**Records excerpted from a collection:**
*****

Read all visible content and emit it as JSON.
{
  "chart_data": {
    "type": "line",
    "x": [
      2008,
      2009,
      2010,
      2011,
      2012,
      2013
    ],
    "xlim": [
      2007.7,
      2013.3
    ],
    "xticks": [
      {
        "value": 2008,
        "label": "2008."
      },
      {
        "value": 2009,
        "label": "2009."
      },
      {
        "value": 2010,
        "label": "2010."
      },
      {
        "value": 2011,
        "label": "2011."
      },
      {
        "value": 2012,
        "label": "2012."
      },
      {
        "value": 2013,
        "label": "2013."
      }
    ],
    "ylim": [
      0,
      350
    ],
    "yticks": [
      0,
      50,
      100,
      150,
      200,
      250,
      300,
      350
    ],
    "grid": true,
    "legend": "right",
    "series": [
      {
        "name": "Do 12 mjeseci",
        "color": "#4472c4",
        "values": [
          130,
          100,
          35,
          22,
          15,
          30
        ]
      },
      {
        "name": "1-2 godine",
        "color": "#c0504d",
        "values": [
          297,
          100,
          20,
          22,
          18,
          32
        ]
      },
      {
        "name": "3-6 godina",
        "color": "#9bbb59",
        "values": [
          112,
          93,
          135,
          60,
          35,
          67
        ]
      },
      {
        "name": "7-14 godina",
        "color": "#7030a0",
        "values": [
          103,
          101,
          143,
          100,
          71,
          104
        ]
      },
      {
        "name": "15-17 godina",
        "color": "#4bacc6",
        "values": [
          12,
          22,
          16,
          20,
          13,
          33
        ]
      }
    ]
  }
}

*****

**GIVEN TASK:** Repeat the listing above without any change.

**THE COMPLETED TASK:**
Read all visible content and emit it as JSON.
{
  "chart_data": {
    "type": "line",
    "x": [
      2008,
      2009,
      2010,
      2011,
      2012,
      2013
    ],
    "xlim": [
      2007.7,
      2013.3
    ],
    "xticks": [
      {
        "value": 2008,
        "label": "2008."
      },
      {
        "value": 2009,
        "label": "2009."
      },
      {
        "value": 2010,
        "label": "2010."
      },
      {
        "value": 2011,
        "label": "2011."
      },
      {
        "value": 2012,
        "label": "2012."
      },
      {
        "value": 2013,
        "label": "2013."
      }
    ],
    "ylim": [
      0,
      350
    ],
    "yticks": [
      0,
      50,
      100,
      150,
      200,
      250,
      300,
      350
    ],
    "grid": true,
    "legend": "right",
    "series": [
      {
        "name": "Do 12 mjeseci",
        "color": "#4472c4",
        "values": [
          130,
          100,
          35,
          22,
          15,
          30
        ]
      },
      {
        "name": "1-2 godine",
        "color": "#c0504d",
        "values": [
          297,
          100,
          20,
          22,
          18,
          32
        ]
      },
      {
        "name": "3-6 godina",
        "color": "#9bbb59",
        "values": [
          112,
          93,
          135,
          60,
          35,
          67
        ]
      },
      {
        "name": "7-14 godina",
        "color": "#7030a0",
        "values": [
          103,
          101,
          143,
          100,
          71,
          104
        ]
      },
      {
        "name": "15-17 godina",
        "color": "#4bacc6",
        "values": [
          12,
          22,
          16,
          20,
          13,
          33
        ]
      }
    ]
  }
}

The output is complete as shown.